• Data shown
[BEGIN]
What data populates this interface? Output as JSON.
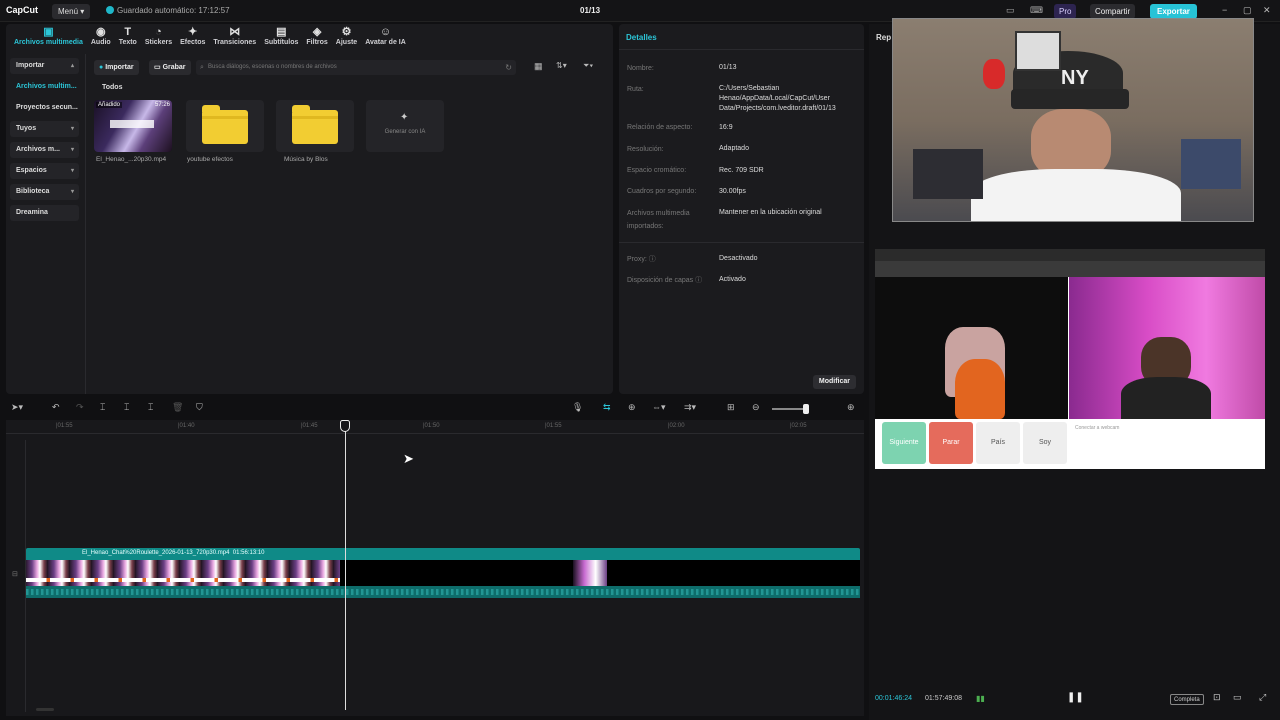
{
  "topbar": {
    "logo": "CapCut",
    "menu_label": "Menú ▾",
    "autosave_text": "Guardado automático: 17:12:57",
    "project_title": "01/13",
    "pro_label": "Pro",
    "share_label": "Compartir",
    "export_label": "Exportar",
    "win_controls": [
      "−",
      "▢",
      "✕"
    ]
  },
  "tools": [
    {
      "label": "Archivos multimedia",
      "icon": "▣",
      "active": true
    },
    {
      "label": "Audio",
      "icon": "◉"
    },
    {
      "label": "Texto",
      "icon": "T"
    },
    {
      "label": "Stickers",
      "icon": "◔"
    },
    {
      "label": "Efectos",
      "icon": "✦"
    },
    {
      "label": "Transiciones",
      "icon": "⋈"
    },
    {
      "label": "Subtítulos",
      "icon": "▤"
    },
    {
      "label": "Filtros",
      "icon": "◈"
    },
    {
      "label": "Ajuste",
      "icon": "⚙"
    },
    {
      "label": "Avatar de IA",
      "icon": "☺"
    }
  ],
  "sidebar": [
    {
      "label": "Importar",
      "box": true,
      "chev": "▴"
    },
    {
      "label": "Archivos multim...",
      "sel": true
    },
    {
      "label": "Proyectos secun...",
      "chev": ""
    },
    {
      "label": "Tuyos",
      "box": true,
      "chev": "▾"
    },
    {
      "label": "Archivos m...",
      "box": true,
      "chev": "▾"
    },
    {
      "label": "Espacios",
      "box": true,
      "chev": "▾"
    },
    {
      "label": "Biblioteca",
      "box": true,
      "chev": "▾"
    },
    {
      "label": "Dreamina",
      "box": true
    }
  ],
  "media_bar": {
    "import_label": "Importar",
    "record_label": "Grabar",
    "search_placeholder": "Busca diálogos, escenas o nombres de archivos"
  },
  "media": {
    "section_label": "Todos",
    "items": [
      {
        "label": "El_Henao_...20p30.mp4",
        "badge": "Añadido",
        "duration": "57:26",
        "kind": "video"
      },
      {
        "label": "youtube efectos",
        "kind": "folder"
      },
      {
        "label": "Música by Blos",
        "kind": "folder"
      },
      {
        "label": "Generar con IA",
        "kind": "generate"
      }
    ]
  },
  "details": {
    "title": "Detalles",
    "rows": [
      {
        "k": "Nombre:",
        "v": "01/13"
      },
      {
        "k": "Ruta:",
        "v": "C:/Users/Sebastian Henao/AppData/Local/CapCut/User Data/Projects/com.lveditor.draft/01/13"
      },
      {
        "k": "Relación de aspecto:",
        "v": "16:9"
      },
      {
        "k": "Resolución:",
        "v": "Adaptado"
      },
      {
        "k": "Espacio cromático:",
        "v": "Rec. 709 SDR"
      },
      {
        "k": "Cuadros por segundo:",
        "v": "30.00fps"
      },
      {
        "k": "Archivos multimedia importados:",
        "v": "Mantener en la ubicación original"
      },
      {
        "k": "Proxy: ⓘ",
        "v": "Desactivado"
      },
      {
        "k": "Disposición de capas ⓘ",
        "v": "Activado"
      }
    ],
    "modify_label": "Modificar"
  },
  "preview": {
    "title": "Rep",
    "current_time": "00:01:46:24",
    "total_time": "01:57:49:08",
    "full_label": "Completa",
    "screen_buttons": [
      "Siguiente",
      "Parar",
      "País",
      "Soy"
    ],
    "screen_note": "Conectar a webcam"
  },
  "timeline": {
    "ruler": [
      "|01:55",
      "|01:40",
      "|01:45",
      "|01:50",
      "|01:55",
      "|02:00",
      "|02:05"
    ],
    "clip_name": "El_Henao_Chat%20Roulette_2026-01-13_720p30.mp4",
    "clip_duration": "01:56:13:10"
  },
  "colors": {
    "accent": "#2cc6d8",
    "track": "#0f8a87",
    "export": "#27c3d6"
  }
}
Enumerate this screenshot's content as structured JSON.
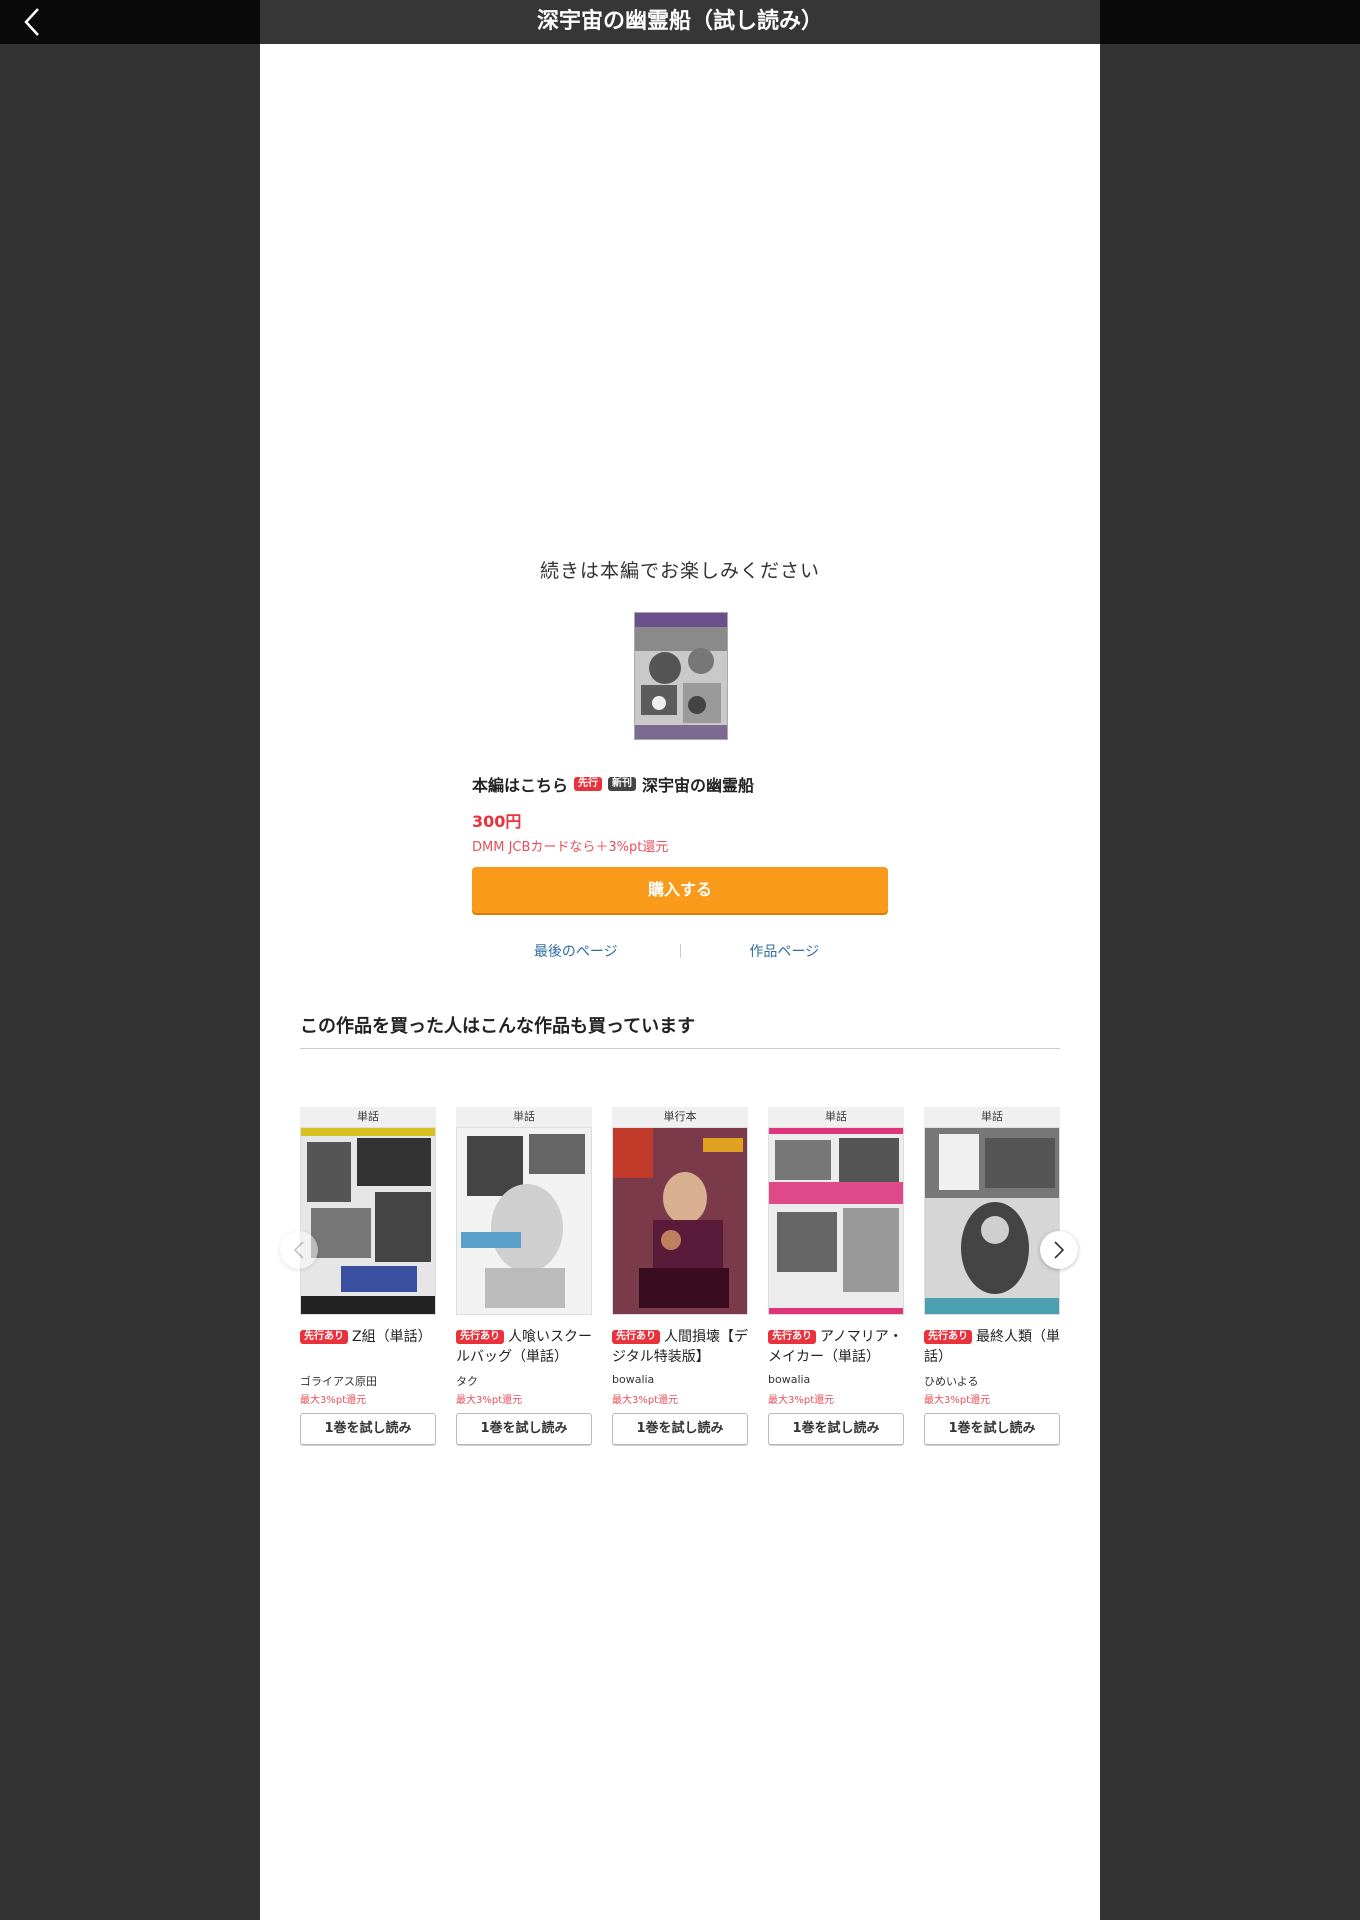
{
  "header": {
    "title": "深宇宙の幽霊船（試し読み）",
    "back_icon": "chevron-left-icon"
  },
  "end_message": "続きは本編でお楽しみください",
  "product": {
    "lead": "本編はこちら",
    "badges": [
      "先行",
      "新刊"
    ],
    "title": "深宇宙の幽霊船",
    "price": "300円",
    "campaign": "DMM JCBカードなら＋3%pt還元",
    "buy_label": "購入する"
  },
  "links": {
    "last_page": "最後のページ",
    "work_page": "作品ページ"
  },
  "recommend": {
    "heading": "この作品を買った人はこんな作品も買っています",
    "items": [
      {
        "kind": "単話",
        "badge": "先行あり",
        "title": "Z組（単話）",
        "author": "ゴライアス原田",
        "pt": "最大3%pt還元",
        "trial": "1巻を試し読み"
      },
      {
        "kind": "単話",
        "badge": "先行あり",
        "title": "人喰いスクールバッグ（単話）",
        "author": "タク",
        "pt": "最大3%pt還元",
        "trial": "1巻を試し読み"
      },
      {
        "kind": "単行本",
        "badge": "先行あり",
        "title": "人間損壊【デジタル特装版】",
        "author": "bowalia",
        "pt": "最大3%pt還元",
        "trial": "1巻を試し読み"
      },
      {
        "kind": "単話",
        "badge": "先行あり",
        "title": "アノマリア・メイカー（単話）",
        "author": "bowalia",
        "pt": "最大3%pt還元",
        "trial": "1巻を試し読み"
      },
      {
        "kind": "単話",
        "badge": "先行あり",
        "title": "最終人類（単話）",
        "author": "ひめいよる",
        "pt": "最大3%pt還元",
        "trial": "1巻を試し読み"
      }
    ]
  },
  "colors": {
    "accent_orange": "#fa9a1a",
    "price_red": "#e8323c",
    "link_blue": "#2f6ea3"
  }
}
[END]
• Do this
Leave out the pictures and give the listing above again exactly.

• Answer to this exercise
What data populates this interface? Output as JSON.
{
  "topbar": {
    "logo": "CapCut",
    "menu_label": "Menú ▾",
    "autosave_text": "Guardado automático: 17:12:57",
    "project_title": "01/13",
    "pro_label": "Pro",
    "share_label": "Compartir",
    "export_label": "Exportar",
    "win_controls": [
      "−",
      "▢",
      "✕"
    ]
  },
  "tools": [
    {
      "label": "Archivos multimedia",
      "icon": "▣",
      "active": true
    },
    {
      "label": "Audio",
      "icon": "◉"
    },
    {
      "label": "Texto",
      "icon": "T"
    },
    {
      "label": "Stickers",
      "icon": "◔"
    },
    {
      "label": "Efectos",
      "icon": "✦"
    },
    {
      "label": "Transiciones",
      "icon": "⋈"
    },
    {
      "label": "Subtítulos",
      "icon": "▤"
    },
    {
      "label": "Filtros",
      "icon": "◈"
    },
    {
      "label": "Ajuste",
      "icon": "⚙"
    },
    {
      "label": "Avatar de IA",
      "icon": "☺"
    }
  ],
  "sidebar": [
    {
      "label": "Importar",
      "box": true,
      "chev": "▴"
    },
    {
      "label": "Archivos multim...",
      "sel": true
    },
    {
      "label": "Proyectos secun...",
      "chev": ""
    },
    {
      "label": "Tuyos",
      "box": true,
      "chev": "▾"
    },
    {
      "label": "Archivos m...",
      "box": true,
      "chev": "▾"
    },
    {
      "label": "Espacios",
      "box": true,
      "chev": "▾"
    },
    {
      "label": "Biblioteca",
      "box": true,
      "chev": "▾"
    },
    {
      "label": "Dreamina",
      "box": true
    }
  ],
  "media_bar": {
    "import_label": "Importar",
    "record_label": "Grabar",
    "search_placeholder": "Busca diálogos, escenas o nombres de archivos"
  },
  "media": {
    "section_label": "Todos",
    "items": [
      {
        "label": "El_Henao_...20p30.mp4",
        "badge": "Añadido",
        "duration": "57:26",
        "kind": "video"
      },
      {
        "label": "youtube efectos",
        "kind": "folder"
      },
      {
        "label": "Música by Blos",
        "kind": "folder"
      },
      {
        "label": "Generar con IA",
        "kind": "generate"
      }
    ]
  },
  "details": {
    "title": "Detalles",
    "rows": [
      {
        "k": "Nombre:",
        "v": "01/13"
      },
      {
        "k": "Ruta:",
        "v": "C:/Users/Sebastian Henao/AppData/Local/CapCut/User Data/Projects/com.lveditor.draft/01/13"
      },
      {
        "k": "Relación de aspecto:",
        "v": "16:9"
      },
      {
        "k": "Resolución:",
        "v": "Adaptado"
      },
      {
        "k": "Espacio cromático:",
        "v": "Rec. 709 SDR"
      },
      {
        "k": "Cuadros por segundo:",
        "v": "30.00fps"
      },
      {
        "k": "Archivos multimedia importados:",
        "v": "Mantener en la ubicación original"
      },
      {
        "k": "Proxy: ⓘ",
        "v": "Desactivado"
      },
      {
        "k": "Disposición de capas ⓘ",
        "v": "Activado"
      }
    ],
    "modify_label": "Modificar"
  },
  "preview": {
    "title": "Rep",
    "current_time": "00:01:46:24",
    "total_time": "01:57:49:08",
    "full_label": "Completa",
    "screen_buttons": [
      "Siguiente",
      "Parar",
      "País",
      "Soy"
    ],
    "screen_note": "Conectar a webcam"
  },
  "timeline": {
    "ruler": [
      "|01:55",
      "|01:40",
      "|01:45",
      "|01:50",
      "|01:55",
      "|02:00",
      "|02:05"
    ],
    "clip_name": "El_Henao_Chat%20Roulette_2026-01-13_720p30.mp4",
    "clip_duration": "01:56:13:10"
  },
  "colors": {
    "accent": "#2cc6d8",
    "track": "#0f8a87",
    "export": "#27c3d6"
  }
}
Enumerate this screenshot's content as structured JSON.
{
  "header": {
    "title": "深宇宙の幽霊船（試し読み）",
    "back_icon": "chevron-left-icon"
  },
  "end_message": "続きは本編でお楽しみください",
  "product": {
    "lead": "本編はこちら",
    "badges": [
      "先行",
      "新刊"
    ],
    "title": "深宇宙の幽霊船",
    "price": "300円",
    "campaign": "DMM JCBカードなら＋3%pt還元",
    "buy_label": "購入する"
  },
  "links": {
    "last_page": "最後のページ",
    "work_page": "作品ページ"
  },
  "recommend": {
    "heading": "この作品を買った人はこんな作品も買っています",
    "items": [
      {
        "kind": "単話",
        "badge": "先行あり",
        "title": "Z組（単話）",
        "author": "ゴライアス原田",
        "pt": "最大3%pt還元",
        "trial": "1巻を試し読み"
      },
      {
        "kind": "単話",
        "badge": "先行あり",
        "title": "人喰いスクールバッグ（単話）",
        "author": "タク",
        "pt": "最大3%pt還元",
        "trial": "1巻を試し読み"
      },
      {
        "kind": "単行本",
        "badge": "先行あり",
        "title": "人間損壊【デジタル特装版】",
        "author": "bowalia",
        "pt": "最大3%pt還元",
        "trial": "1巻を試し読み"
      },
      {
        "kind": "単話",
        "badge": "先行あり",
        "title": "アノマリア・メイカー（単話）",
        "author": "bowalia",
        "pt": "最大3%pt還元",
        "trial": "1巻を試し読み"
      },
      {
        "kind": "単話",
        "badge": "先行あり",
        "title": "最終人類（単話）",
        "author": "ひめいよる",
        "pt": "最大3%pt還元",
        "trial": "1巻を試し読み"
      }
    ]
  },
  "colors": {
    "accent_orange": "#fa9a1a",
    "price_red": "#e8323c",
    "link_blue": "#2f6ea3"
  }
}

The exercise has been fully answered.